• **GOAL OF THE EXERCISE**
Exclude the pictures and return every line exactly as written.

Figure data in JSON
========================

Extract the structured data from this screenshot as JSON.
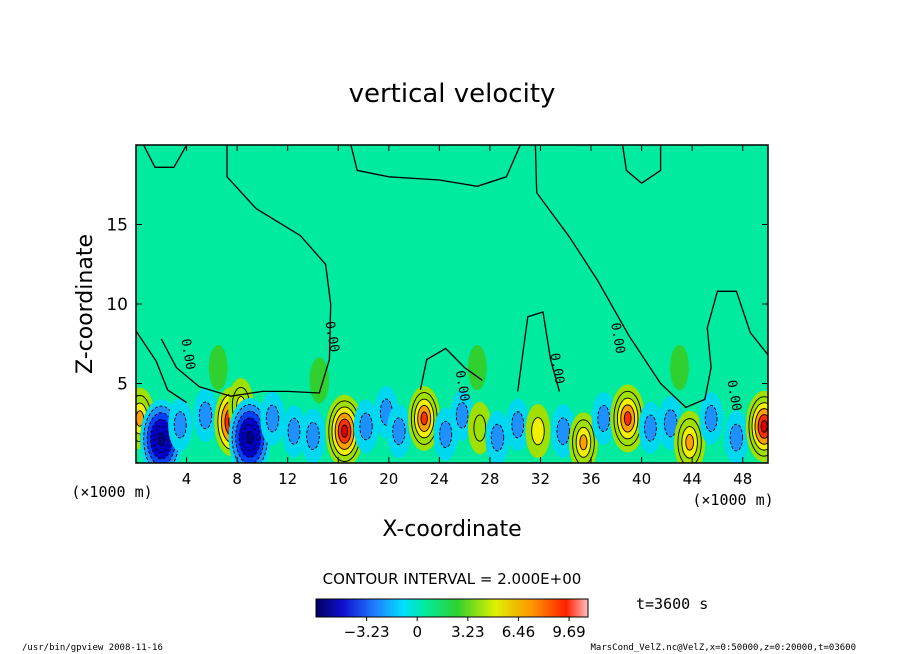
{
  "chart_data": {
    "type": "heatmap",
    "title": "vertical velocity",
    "xlabel": "X-coordinate",
    "ylabel": "Z-coordinate",
    "x_unit_note": "(×1000 m)",
    "y_unit_note": "(×1000 m)",
    "xlim": [
      0,
      50
    ],
    "ylim": [
      0,
      20
    ],
    "x_ticks": [
      4,
      8,
      12,
      16,
      20,
      24,
      28,
      32,
      36,
      40,
      44,
      48
    ],
    "y_ticks": [
      5,
      10,
      15
    ],
    "contour_label": "0.00",
    "contour_interval_text": "CONTOUR INTERVAL = 2.000E+00",
    "colorbar_ticks": [
      -3.23,
      0,
      3.23,
      6.46,
      9.69
    ],
    "colorbar_tick_labels": [
      "−3.23",
      "0",
      "3.23",
      "6.46",
      "9.69"
    ],
    "time_label": "t=3600 s",
    "blobs": [
      {
        "x": 0.3,
        "z": 2.8,
        "v": 5.5
      },
      {
        "x": 2.0,
        "z": 1.5,
        "v": -11.0
      },
      {
        "x": 3.5,
        "z": 2.4,
        "v": -2.8
      },
      {
        "x": 5.5,
        "z": 3.0,
        "v": -3.0
      },
      {
        "x": 7.6,
        "z": 2.6,
        "v": 8.0
      },
      {
        "x": 8.3,
        "z": 3.6,
        "v": 3.5
      },
      {
        "x": 9.0,
        "z": 1.6,
        "v": -11.0
      },
      {
        "x": 10.8,
        "z": 2.8,
        "v": -3.0
      },
      {
        "x": 12.5,
        "z": 2.0,
        "v": -2.5
      },
      {
        "x": 14.0,
        "z": 1.7,
        "v": -3.2
      },
      {
        "x": 16.5,
        "z": 2.0,
        "v": 9.0
      },
      {
        "x": 18.2,
        "z": 2.3,
        "v": -3.0
      },
      {
        "x": 19.8,
        "z": 3.2,
        "v": -2.6
      },
      {
        "x": 20.8,
        "z": 2.0,
        "v": -3.0
      },
      {
        "x": 22.8,
        "z": 2.8,
        "v": 6.5
      },
      {
        "x": 24.5,
        "z": 1.8,
        "v": -2.8
      },
      {
        "x": 25.8,
        "z": 3.0,
        "v": -2.3
      },
      {
        "x": 27.2,
        "z": 2.2,
        "v": 2.6
      },
      {
        "x": 28.6,
        "z": 1.6,
        "v": -3.0
      },
      {
        "x": 30.2,
        "z": 2.4,
        "v": -2.6
      },
      {
        "x": 31.8,
        "z": 2.0,
        "v": 3.2
      },
      {
        "x": 33.8,
        "z": 2.0,
        "v": -3.0
      },
      {
        "x": 35.4,
        "z": 1.3,
        "v": 5.0
      },
      {
        "x": 37.0,
        "z": 2.8,
        "v": -2.6
      },
      {
        "x": 38.9,
        "z": 2.8,
        "v": 7.5
      },
      {
        "x": 40.7,
        "z": 2.2,
        "v": -2.5
      },
      {
        "x": 42.3,
        "z": 2.5,
        "v": -3.2
      },
      {
        "x": 43.8,
        "z": 1.3,
        "v": 6.0
      },
      {
        "x": 45.5,
        "z": 2.8,
        "v": -2.6
      },
      {
        "x": 47.5,
        "z": 1.6,
        "v": -3.0
      },
      {
        "x": 49.7,
        "z": 2.3,
        "v": 8.5
      },
      {
        "x": 6.5,
        "z": 6.0,
        "v": 0.4
      },
      {
        "x": 14.5,
        "z": 5.2,
        "v": 0.6
      },
      {
        "x": 27.0,
        "z": 6.0,
        "v": 0.4
      },
      {
        "x": 43.0,
        "z": 6.0,
        "v": 0.4
      }
    ],
    "zero_contours": [
      [
        [
          0.6,
          20
        ],
        [
          1.5,
          18.6
        ],
        [
          3.0,
          18.6
        ],
        [
          4.0,
          20
        ]
      ],
      [
        [
          2.0,
          7.8
        ],
        [
          3.2,
          6.0
        ],
        [
          5.0,
          4.8
        ],
        [
          7.5,
          4.2
        ],
        [
          10,
          4.5
        ],
        [
          12,
          4.5
        ],
        [
          14.5,
          4.4
        ],
        [
          15.3,
          6.5
        ],
        [
          15.4,
          10
        ],
        [
          15.0,
          12.5
        ],
        [
          13.0,
          14.3
        ],
        [
          9.5,
          16.0
        ],
        [
          7.2,
          18.0
        ],
        [
          7.2,
          20
        ]
      ],
      [
        [
          30.4,
          20
        ],
        [
          29.3,
          18.0
        ],
        [
          27.0,
          17.4
        ],
        [
          24.0,
          17.8
        ],
        [
          20.0,
          18.0
        ],
        [
          17.5,
          18.4
        ],
        [
          17.0,
          20
        ]
      ],
      [
        [
          0,
          8.3
        ],
        [
          1.6,
          6.4
        ],
        [
          2.5,
          4.6
        ],
        [
          4.0,
          3.8
        ]
      ],
      [
        [
          38.5,
          20
        ],
        [
          38.8,
          18.4
        ],
        [
          40.0,
          17.6
        ],
        [
          41.5,
          18.4
        ],
        [
          41.5,
          20
        ]
      ],
      [
        [
          31.6,
          20
        ],
        [
          31.7,
          17.0
        ],
        [
          34.3,
          14.2
        ],
        [
          36.5,
          11.5
        ],
        [
          39.0,
          8.0
        ],
        [
          41.5,
          5.0
        ],
        [
          43.5,
          3.5
        ],
        [
          45.0,
          4.0
        ],
        [
          45.5,
          6.0
        ],
        [
          45.2,
          8.5
        ],
        [
          46.0,
          10.8
        ],
        [
          47.5,
          10.8
        ],
        [
          48.6,
          8.2
        ],
        [
          50.0,
          6.8
        ]
      ],
      [
        [
          22.5,
          4.6
        ],
        [
          23.0,
          6.5
        ],
        [
          24.5,
          7.2
        ],
        [
          26.0,
          6.0
        ],
        [
          27.4,
          5.2
        ]
      ],
      [
        [
          30.2,
          4.5
        ],
        [
          31.0,
          9.2
        ],
        [
          32.2,
          9.5
        ],
        [
          32.8,
          6.5
        ],
        [
          33.5,
          4.5
        ]
      ]
    ]
  },
  "footer": {
    "left": "/usr/bin/gpview   2008-11-16",
    "right": "MarsCond_VelZ.nc@VelZ,x=0:50000,z=0:20000,t=03600"
  },
  "colors": {
    "background_field": "#00EB9F",
    "contour_line": "#000000",
    "frame": "#000000"
  }
}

========================

• **REPLY**
Extract the structured data from this screenshot as JSON.
{
  "chart_data": {
    "type": "heatmap",
    "title": "vertical velocity",
    "xlabel": "X-coordinate",
    "ylabel": "Z-coordinate",
    "x_unit_note": "(×1000 m)",
    "y_unit_note": "(×1000 m)",
    "xlim": [
      0,
      50
    ],
    "ylim": [
      0,
      20
    ],
    "x_ticks": [
      4,
      8,
      12,
      16,
      20,
      24,
      28,
      32,
      36,
      40,
      44,
      48
    ],
    "y_ticks": [
      5,
      10,
      15
    ],
    "contour_label": "0.00",
    "contour_interval_text": "CONTOUR INTERVAL = 2.000E+00",
    "colorbar_ticks": [
      -3.23,
      0,
      3.23,
      6.46,
      9.69
    ],
    "colorbar_tick_labels": [
      "−3.23",
      "0",
      "3.23",
      "6.46",
      "9.69"
    ],
    "time_label": "t=3600 s",
    "blobs": [
      {
        "x": 0.3,
        "z": 2.8,
        "v": 5.5
      },
      {
        "x": 2.0,
        "z": 1.5,
        "v": -11.0
      },
      {
        "x": 3.5,
        "z": 2.4,
        "v": -2.8
      },
      {
        "x": 5.5,
        "z": 3.0,
        "v": -3.0
      },
      {
        "x": 7.6,
        "z": 2.6,
        "v": 8.0
      },
      {
        "x": 8.3,
        "z": 3.6,
        "v": 3.5
      },
      {
        "x": 9.0,
        "z": 1.6,
        "v": -11.0
      },
      {
        "x": 10.8,
        "z": 2.8,
        "v": -3.0
      },
      {
        "x": 12.5,
        "z": 2.0,
        "v": -2.5
      },
      {
        "x": 14.0,
        "z": 1.7,
        "v": -3.2
      },
      {
        "x": 16.5,
        "z": 2.0,
        "v": 9.0
      },
      {
        "x": 18.2,
        "z": 2.3,
        "v": -3.0
      },
      {
        "x": 19.8,
        "z": 3.2,
        "v": -2.6
      },
      {
        "x": 20.8,
        "z": 2.0,
        "v": -3.0
      },
      {
        "x": 22.8,
        "z": 2.8,
        "v": 6.5
      },
      {
        "x": 24.5,
        "z": 1.8,
        "v": -2.8
      },
      {
        "x": 25.8,
        "z": 3.0,
        "v": -2.3
      },
      {
        "x": 27.2,
        "z": 2.2,
        "v": 2.6
      },
      {
        "x": 28.6,
        "z": 1.6,
        "v": -3.0
      },
      {
        "x": 30.2,
        "z": 2.4,
        "v": -2.6
      },
      {
        "x": 31.8,
        "z": 2.0,
        "v": 3.2
      },
      {
        "x": 33.8,
        "z": 2.0,
        "v": -3.0
      },
      {
        "x": 35.4,
        "z": 1.3,
        "v": 5.0
      },
      {
        "x": 37.0,
        "z": 2.8,
        "v": -2.6
      },
      {
        "x": 38.9,
        "z": 2.8,
        "v": 7.5
      },
      {
        "x": 40.7,
        "z": 2.2,
        "v": -2.5
      },
      {
        "x": 42.3,
        "z": 2.5,
        "v": -3.2
      },
      {
        "x": 43.8,
        "z": 1.3,
        "v": 6.0
      },
      {
        "x": 45.5,
        "z": 2.8,
        "v": -2.6
      },
      {
        "x": 47.5,
        "z": 1.6,
        "v": -3.0
      },
      {
        "x": 49.7,
        "z": 2.3,
        "v": 8.5
      },
      {
        "x": 6.5,
        "z": 6.0,
        "v": 0.4
      },
      {
        "x": 14.5,
        "z": 5.2,
        "v": 0.6
      },
      {
        "x": 27.0,
        "z": 6.0,
        "v": 0.4
      },
      {
        "x": 43.0,
        "z": 6.0,
        "v": 0.4
      }
    ],
    "zero_contours": [
      [
        [
          0.6,
          20
        ],
        [
          1.5,
          18.6
        ],
        [
          3.0,
          18.6
        ],
        [
          4.0,
          20
        ]
      ],
      [
        [
          2.0,
          7.8
        ],
        [
          3.2,
          6.0
        ],
        [
          5.0,
          4.8
        ],
        [
          7.5,
          4.2
        ],
        [
          10,
          4.5
        ],
        [
          12,
          4.5
        ],
        [
          14.5,
          4.4
        ],
        [
          15.3,
          6.5
        ],
        [
          15.4,
          10
        ],
        [
          15.0,
          12.5
        ],
        [
          13.0,
          14.3
        ],
        [
          9.5,
          16.0
        ],
        [
          7.2,
          18.0
        ],
        [
          7.2,
          20
        ]
      ],
      [
        [
          30.4,
          20
        ],
        [
          29.3,
          18.0
        ],
        [
          27.0,
          17.4
        ],
        [
          24.0,
          17.8
        ],
        [
          20.0,
          18.0
        ],
        [
          17.5,
          18.4
        ],
        [
          17.0,
          20
        ]
      ],
      [
        [
          0,
          8.3
        ],
        [
          1.6,
          6.4
        ],
        [
          2.5,
          4.6
        ],
        [
          4.0,
          3.8
        ]
      ],
      [
        [
          38.5,
          20
        ],
        [
          38.8,
          18.4
        ],
        [
          40.0,
          17.6
        ],
        [
          41.5,
          18.4
        ],
        [
          41.5,
          20
        ]
      ],
      [
        [
          31.6,
          20
        ],
        [
          31.7,
          17.0
        ],
        [
          34.3,
          14.2
        ],
        [
          36.5,
          11.5
        ],
        [
          39.0,
          8.0
        ],
        [
          41.5,
          5.0
        ],
        [
          43.5,
          3.5
        ],
        [
          45.0,
          4.0
        ],
        [
          45.5,
          6.0
        ],
        [
          45.2,
          8.5
        ],
        [
          46.0,
          10.8
        ],
        [
          47.5,
          10.8
        ],
        [
          48.6,
          8.2
        ],
        [
          50.0,
          6.8
        ]
      ],
      [
        [
          22.5,
          4.6
        ],
        [
          23.0,
          6.5
        ],
        [
          24.5,
          7.2
        ],
        [
          26.0,
          6.0
        ],
        [
          27.4,
          5.2
        ]
      ],
      [
        [
          30.2,
          4.5
        ],
        [
          31.0,
          9.2
        ],
        [
          32.2,
          9.5
        ],
        [
          32.8,
          6.5
        ],
        [
          33.5,
          4.5
        ]
      ]
    ]
  },
  "footer": {
    "left": "/usr/bin/gpview   2008-11-16",
    "right": "MarsCond_VelZ.nc@VelZ,x=0:50000,z=0:20000,t=03600"
  },
  "colors": {
    "background_field": "#00EB9F",
    "contour_line": "#000000",
    "frame": "#000000"
  }
}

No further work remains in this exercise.